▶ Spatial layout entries

╭──

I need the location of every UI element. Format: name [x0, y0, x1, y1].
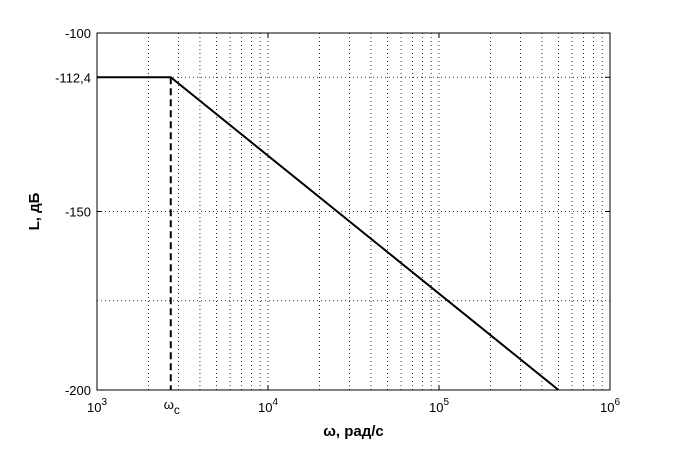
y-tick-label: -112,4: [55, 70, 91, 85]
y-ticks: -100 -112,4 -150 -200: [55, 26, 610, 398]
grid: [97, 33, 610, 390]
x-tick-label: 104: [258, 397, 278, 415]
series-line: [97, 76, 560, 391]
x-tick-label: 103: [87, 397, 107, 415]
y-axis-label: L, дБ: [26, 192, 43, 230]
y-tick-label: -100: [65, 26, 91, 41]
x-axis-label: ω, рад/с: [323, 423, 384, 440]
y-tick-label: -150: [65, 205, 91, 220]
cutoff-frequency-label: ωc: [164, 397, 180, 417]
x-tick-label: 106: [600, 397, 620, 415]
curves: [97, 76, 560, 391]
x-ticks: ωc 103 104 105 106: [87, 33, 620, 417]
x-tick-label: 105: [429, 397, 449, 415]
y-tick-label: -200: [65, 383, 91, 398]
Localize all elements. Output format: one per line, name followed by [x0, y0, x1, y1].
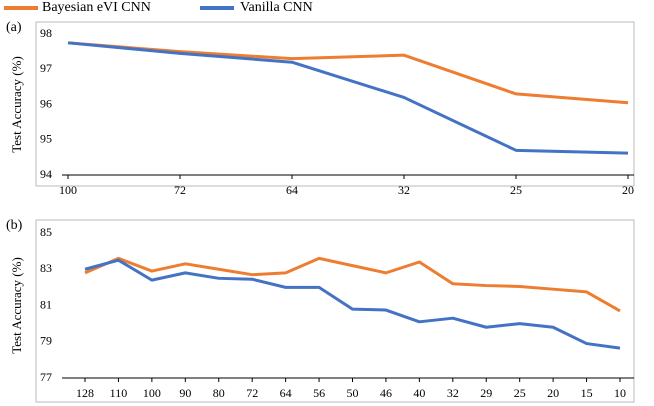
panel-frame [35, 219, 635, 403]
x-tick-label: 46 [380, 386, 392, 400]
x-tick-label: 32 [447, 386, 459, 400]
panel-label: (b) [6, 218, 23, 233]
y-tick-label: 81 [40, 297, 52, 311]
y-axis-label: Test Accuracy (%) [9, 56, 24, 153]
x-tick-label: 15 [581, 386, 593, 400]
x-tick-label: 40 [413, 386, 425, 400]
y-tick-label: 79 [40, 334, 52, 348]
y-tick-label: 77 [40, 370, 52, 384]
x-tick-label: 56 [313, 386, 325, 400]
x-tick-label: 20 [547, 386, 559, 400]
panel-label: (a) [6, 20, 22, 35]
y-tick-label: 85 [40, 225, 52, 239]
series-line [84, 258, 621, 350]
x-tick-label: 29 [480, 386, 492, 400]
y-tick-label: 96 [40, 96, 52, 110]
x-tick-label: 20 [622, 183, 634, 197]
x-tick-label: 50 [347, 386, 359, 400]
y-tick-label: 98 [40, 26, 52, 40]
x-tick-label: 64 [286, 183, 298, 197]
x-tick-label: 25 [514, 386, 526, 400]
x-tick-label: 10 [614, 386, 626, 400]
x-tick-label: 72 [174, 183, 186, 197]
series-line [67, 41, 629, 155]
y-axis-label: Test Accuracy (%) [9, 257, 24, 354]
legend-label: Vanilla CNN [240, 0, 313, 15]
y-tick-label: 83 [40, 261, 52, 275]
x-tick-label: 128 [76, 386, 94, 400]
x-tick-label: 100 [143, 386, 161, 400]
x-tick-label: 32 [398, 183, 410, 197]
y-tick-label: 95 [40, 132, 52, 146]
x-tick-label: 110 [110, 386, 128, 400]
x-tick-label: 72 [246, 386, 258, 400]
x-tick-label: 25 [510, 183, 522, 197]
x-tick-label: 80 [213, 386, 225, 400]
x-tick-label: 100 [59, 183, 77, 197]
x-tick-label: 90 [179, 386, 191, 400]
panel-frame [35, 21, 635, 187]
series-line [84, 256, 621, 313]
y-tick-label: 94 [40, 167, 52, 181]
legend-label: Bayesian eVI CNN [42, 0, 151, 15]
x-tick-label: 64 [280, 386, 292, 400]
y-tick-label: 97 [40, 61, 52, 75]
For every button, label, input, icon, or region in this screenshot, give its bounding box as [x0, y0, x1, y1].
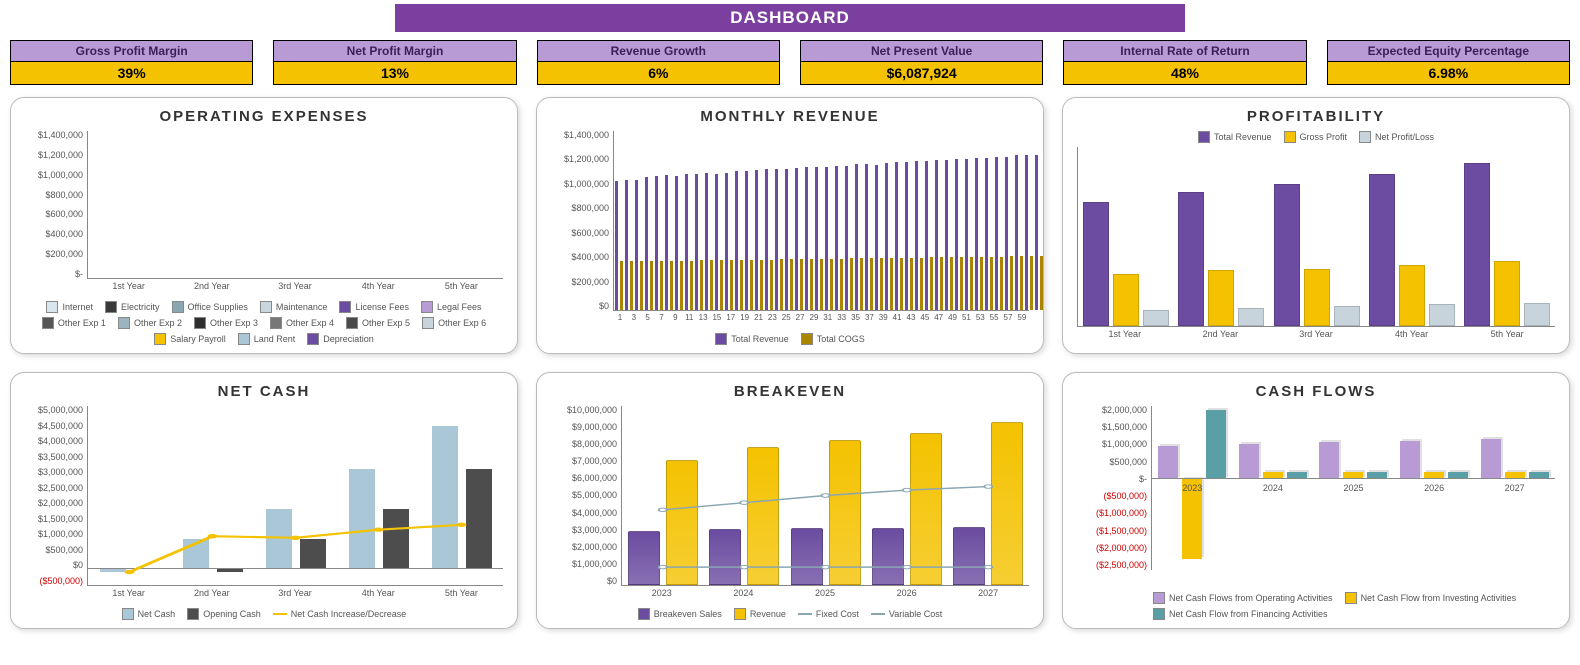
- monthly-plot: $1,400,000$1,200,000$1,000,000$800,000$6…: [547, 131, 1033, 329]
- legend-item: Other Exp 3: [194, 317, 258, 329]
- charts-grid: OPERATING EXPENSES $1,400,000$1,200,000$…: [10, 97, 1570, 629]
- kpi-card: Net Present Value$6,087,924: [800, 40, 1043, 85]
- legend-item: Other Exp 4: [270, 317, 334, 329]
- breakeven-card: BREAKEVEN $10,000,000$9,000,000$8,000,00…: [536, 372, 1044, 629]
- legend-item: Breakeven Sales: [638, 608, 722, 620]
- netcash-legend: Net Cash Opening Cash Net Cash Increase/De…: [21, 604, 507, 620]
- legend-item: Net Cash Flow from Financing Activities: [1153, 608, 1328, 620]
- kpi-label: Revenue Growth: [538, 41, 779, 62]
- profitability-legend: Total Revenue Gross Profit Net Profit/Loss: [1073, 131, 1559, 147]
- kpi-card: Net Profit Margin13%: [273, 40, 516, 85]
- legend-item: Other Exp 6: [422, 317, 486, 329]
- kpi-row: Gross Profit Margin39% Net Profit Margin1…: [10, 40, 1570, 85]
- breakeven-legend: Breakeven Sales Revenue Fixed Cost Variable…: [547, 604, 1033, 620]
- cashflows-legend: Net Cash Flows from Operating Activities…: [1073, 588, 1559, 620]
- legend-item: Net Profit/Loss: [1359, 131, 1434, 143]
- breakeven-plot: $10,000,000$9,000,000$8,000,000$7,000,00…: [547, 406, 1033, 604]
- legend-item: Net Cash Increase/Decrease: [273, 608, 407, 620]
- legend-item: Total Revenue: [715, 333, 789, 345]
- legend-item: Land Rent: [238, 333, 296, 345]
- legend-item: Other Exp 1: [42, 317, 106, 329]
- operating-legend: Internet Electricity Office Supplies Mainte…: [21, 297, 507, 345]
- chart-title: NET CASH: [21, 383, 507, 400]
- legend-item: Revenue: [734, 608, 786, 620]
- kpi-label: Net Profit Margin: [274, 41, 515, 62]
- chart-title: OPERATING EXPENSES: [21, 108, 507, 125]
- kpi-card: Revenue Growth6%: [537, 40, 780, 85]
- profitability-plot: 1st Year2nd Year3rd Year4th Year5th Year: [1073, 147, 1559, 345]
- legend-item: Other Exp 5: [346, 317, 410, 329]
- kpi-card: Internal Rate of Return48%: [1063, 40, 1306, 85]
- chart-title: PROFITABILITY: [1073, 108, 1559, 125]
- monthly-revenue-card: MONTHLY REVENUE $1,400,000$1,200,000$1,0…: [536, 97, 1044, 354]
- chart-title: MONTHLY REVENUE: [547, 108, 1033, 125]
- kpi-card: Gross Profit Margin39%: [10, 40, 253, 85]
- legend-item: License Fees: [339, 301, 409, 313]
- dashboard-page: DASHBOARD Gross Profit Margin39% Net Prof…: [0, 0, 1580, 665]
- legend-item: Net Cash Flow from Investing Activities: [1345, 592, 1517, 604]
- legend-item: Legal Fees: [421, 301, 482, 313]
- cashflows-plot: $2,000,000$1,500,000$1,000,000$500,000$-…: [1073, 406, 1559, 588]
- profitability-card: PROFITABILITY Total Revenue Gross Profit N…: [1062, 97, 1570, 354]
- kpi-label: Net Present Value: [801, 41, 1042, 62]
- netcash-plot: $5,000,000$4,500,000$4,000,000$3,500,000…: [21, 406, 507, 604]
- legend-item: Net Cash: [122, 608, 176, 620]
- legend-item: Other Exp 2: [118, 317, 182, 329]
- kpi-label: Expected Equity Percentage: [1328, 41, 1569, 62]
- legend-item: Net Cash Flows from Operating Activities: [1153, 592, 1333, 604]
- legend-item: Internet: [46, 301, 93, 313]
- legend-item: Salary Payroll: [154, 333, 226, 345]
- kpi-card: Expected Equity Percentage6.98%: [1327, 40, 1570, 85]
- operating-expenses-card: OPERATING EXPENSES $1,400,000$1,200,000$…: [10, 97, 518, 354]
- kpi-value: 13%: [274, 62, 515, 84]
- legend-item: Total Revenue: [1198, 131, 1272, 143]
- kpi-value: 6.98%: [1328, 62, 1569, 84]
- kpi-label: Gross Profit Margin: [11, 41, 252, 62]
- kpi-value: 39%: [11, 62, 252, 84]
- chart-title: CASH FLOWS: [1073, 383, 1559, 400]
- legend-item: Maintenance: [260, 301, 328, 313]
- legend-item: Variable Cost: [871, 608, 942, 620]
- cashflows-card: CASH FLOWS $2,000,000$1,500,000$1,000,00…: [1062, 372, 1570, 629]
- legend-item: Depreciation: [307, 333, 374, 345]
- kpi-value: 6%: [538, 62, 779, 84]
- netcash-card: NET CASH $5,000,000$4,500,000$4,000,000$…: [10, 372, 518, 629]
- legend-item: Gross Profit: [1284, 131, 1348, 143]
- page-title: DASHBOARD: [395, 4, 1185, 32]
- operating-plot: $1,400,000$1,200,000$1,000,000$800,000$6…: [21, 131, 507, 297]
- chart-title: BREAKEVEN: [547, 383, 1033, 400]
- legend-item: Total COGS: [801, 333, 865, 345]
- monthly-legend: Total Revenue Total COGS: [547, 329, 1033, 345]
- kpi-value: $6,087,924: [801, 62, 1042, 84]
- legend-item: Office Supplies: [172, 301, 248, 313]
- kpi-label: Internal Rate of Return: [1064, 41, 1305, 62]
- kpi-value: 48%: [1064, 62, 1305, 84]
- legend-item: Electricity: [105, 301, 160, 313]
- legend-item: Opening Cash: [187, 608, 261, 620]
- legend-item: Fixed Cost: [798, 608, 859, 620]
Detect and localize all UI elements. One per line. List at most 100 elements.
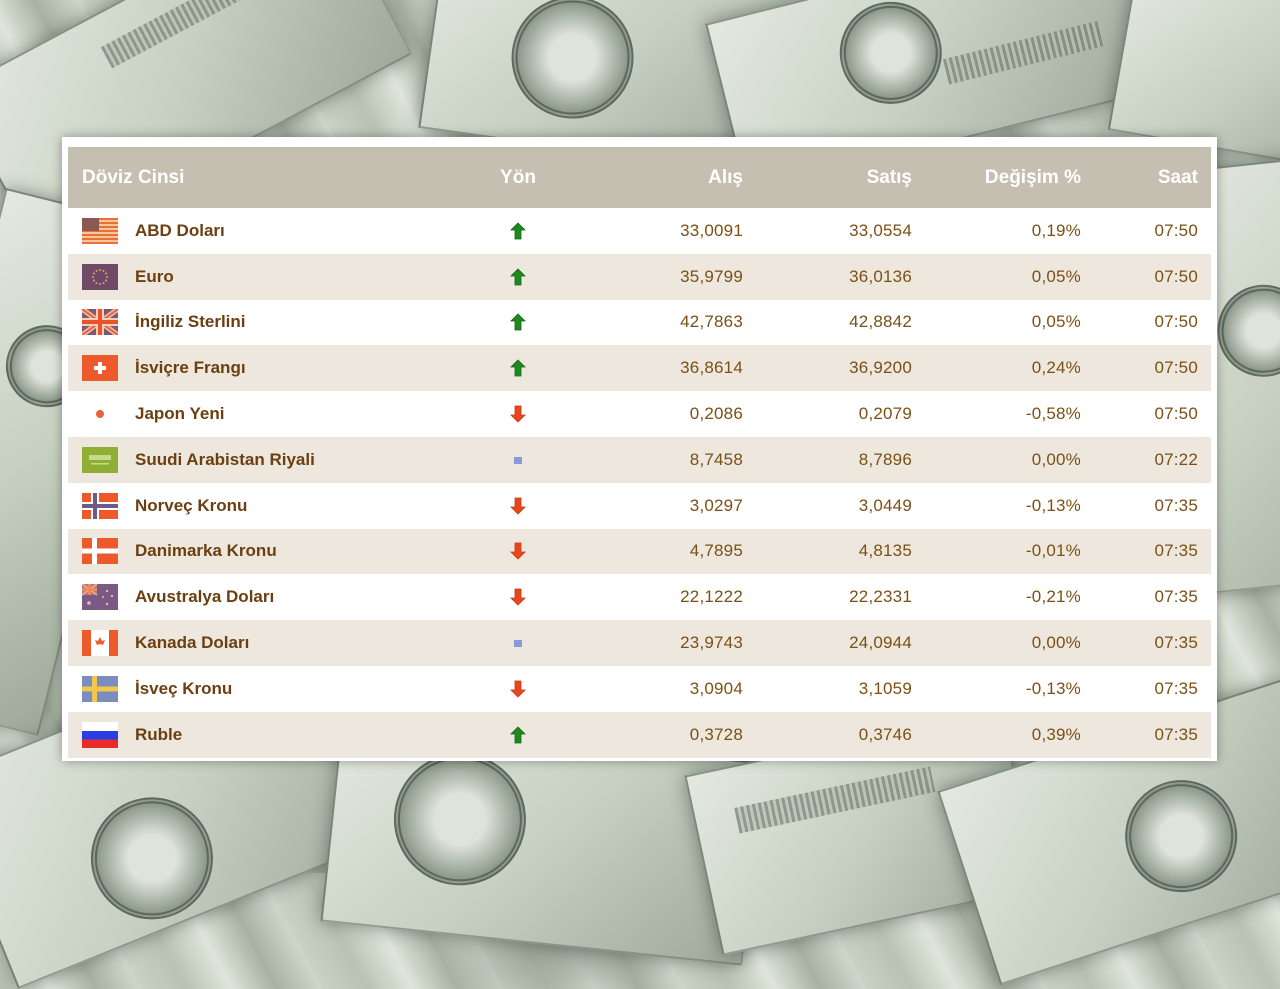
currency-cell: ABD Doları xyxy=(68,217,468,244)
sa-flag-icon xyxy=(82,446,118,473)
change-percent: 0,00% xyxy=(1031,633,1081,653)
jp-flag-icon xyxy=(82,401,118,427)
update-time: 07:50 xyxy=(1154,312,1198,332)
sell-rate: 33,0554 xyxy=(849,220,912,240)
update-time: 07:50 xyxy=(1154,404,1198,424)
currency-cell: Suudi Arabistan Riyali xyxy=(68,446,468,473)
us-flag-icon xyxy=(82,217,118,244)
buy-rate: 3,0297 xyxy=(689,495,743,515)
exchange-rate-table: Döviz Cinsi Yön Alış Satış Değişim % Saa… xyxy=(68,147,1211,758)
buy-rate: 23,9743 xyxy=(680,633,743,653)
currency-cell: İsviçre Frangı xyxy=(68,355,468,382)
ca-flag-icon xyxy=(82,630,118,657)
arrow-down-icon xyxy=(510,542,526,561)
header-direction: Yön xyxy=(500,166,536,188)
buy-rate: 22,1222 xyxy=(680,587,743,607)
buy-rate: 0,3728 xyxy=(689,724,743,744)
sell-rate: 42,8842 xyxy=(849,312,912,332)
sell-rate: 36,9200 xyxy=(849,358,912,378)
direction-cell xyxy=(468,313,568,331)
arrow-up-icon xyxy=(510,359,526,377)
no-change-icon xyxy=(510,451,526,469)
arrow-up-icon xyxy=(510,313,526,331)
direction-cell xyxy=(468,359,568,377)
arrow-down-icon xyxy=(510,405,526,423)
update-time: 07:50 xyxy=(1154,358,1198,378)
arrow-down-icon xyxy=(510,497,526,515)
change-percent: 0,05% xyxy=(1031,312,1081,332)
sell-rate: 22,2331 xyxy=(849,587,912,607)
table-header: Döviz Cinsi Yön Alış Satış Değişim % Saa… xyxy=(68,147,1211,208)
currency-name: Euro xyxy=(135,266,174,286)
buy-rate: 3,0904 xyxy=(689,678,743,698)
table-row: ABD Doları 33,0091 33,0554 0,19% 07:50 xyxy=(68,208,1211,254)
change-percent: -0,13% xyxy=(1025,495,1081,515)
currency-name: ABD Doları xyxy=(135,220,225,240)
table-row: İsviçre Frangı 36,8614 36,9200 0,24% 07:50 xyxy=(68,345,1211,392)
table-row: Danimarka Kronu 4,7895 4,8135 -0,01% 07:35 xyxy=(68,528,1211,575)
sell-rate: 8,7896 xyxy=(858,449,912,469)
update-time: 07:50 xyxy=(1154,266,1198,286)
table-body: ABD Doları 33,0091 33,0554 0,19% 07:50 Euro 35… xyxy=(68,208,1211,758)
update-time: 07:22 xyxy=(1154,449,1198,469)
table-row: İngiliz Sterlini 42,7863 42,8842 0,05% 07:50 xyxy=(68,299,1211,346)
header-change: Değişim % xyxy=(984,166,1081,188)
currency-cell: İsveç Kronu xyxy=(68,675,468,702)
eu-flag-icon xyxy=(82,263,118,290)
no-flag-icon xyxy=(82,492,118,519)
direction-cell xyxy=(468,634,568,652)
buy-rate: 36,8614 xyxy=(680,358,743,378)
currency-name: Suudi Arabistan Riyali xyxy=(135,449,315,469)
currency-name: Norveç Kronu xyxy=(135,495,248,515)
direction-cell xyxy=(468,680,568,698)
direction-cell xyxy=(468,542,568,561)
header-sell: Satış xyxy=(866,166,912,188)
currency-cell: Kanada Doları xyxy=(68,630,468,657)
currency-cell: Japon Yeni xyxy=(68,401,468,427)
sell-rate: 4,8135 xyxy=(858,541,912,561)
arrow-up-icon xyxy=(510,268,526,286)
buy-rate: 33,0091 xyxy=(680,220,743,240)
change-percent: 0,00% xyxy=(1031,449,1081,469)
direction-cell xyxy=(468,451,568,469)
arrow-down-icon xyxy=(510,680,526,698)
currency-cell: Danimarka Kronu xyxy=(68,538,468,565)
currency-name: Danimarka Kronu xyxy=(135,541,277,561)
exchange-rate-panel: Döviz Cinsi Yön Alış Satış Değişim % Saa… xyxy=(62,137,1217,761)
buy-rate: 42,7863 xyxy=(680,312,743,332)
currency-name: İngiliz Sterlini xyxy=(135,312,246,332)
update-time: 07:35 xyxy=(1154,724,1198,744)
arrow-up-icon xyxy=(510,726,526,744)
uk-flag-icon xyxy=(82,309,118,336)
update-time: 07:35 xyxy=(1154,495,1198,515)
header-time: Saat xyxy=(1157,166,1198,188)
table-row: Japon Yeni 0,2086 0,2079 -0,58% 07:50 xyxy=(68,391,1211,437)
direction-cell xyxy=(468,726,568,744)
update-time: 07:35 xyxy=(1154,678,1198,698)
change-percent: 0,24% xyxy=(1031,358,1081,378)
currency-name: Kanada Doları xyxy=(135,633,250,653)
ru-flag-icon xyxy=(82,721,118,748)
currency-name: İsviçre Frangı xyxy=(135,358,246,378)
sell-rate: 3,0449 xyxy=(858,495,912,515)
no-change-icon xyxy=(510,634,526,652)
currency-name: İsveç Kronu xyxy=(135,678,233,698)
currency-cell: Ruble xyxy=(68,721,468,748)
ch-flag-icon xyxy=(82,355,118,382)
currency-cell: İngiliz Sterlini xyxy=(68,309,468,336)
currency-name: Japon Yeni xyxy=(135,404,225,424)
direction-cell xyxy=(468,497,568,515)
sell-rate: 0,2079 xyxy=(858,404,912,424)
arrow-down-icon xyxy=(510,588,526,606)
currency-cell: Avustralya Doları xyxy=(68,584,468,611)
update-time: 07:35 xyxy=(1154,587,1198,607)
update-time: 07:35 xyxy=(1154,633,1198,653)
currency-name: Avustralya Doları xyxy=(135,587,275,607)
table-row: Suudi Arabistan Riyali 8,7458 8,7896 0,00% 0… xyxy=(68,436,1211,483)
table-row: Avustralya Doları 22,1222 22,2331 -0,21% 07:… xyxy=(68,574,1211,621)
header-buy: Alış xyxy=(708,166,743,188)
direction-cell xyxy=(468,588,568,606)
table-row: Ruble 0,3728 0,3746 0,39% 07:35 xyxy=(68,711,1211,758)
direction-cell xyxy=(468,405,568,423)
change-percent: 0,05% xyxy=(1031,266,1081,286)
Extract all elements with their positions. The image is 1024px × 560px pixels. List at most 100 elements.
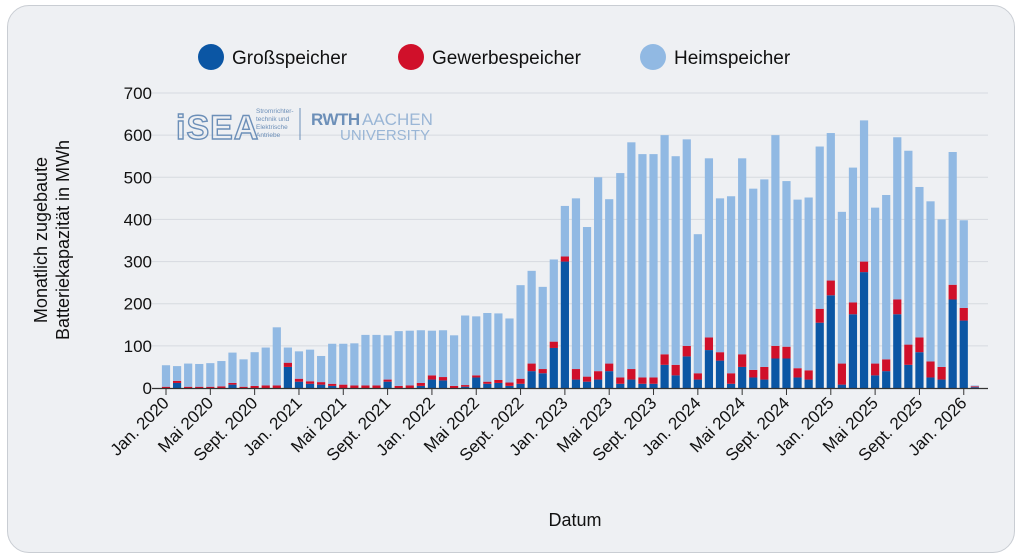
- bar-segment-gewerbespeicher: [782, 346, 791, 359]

╰──

▶ Work instructions
Update the data from its first line through the line with "Localize all elements.", replacing "cutoff-frequency-label" with "cutoff-label" and leaving everything else unchanged. Omit the pictures from your answer.

▶ Solved exercise
I need the location of every UI element. Format: name [x0, y0, x1, y1].
y-tick-label: -112,4: [55, 70, 91, 85]
y-ticks: -100 -112,4 -150 -200: [55, 26, 610, 398]
grid: [97, 33, 610, 390]
x-tick-label: 104: [258, 397, 278, 415]
series-line: [97, 76, 560, 391]
x-tick-label: 103: [87, 397, 107, 415]
y-axis-label: L, дБ: [26, 192, 43, 230]
y-tick-label: -100: [65, 26, 91, 41]
x-axis-label: ω, рад/с: [323, 423, 384, 440]
y-tick-label: -150: [65, 205, 91, 220]
cutoff-label: ωc: [164, 397, 180, 417]
x-tick-label: 106: [600, 397, 620, 415]
curves: [97, 76, 560, 391]
x-ticks: ωc 103 104 105 106: [87, 33, 620, 417]
x-tick-label: 105: [429, 397, 449, 415]
y-tick-label: -200: [65, 383, 91, 398]
Localize all elements. Output format: one per line, name followed by [x0, y0, x1, y1].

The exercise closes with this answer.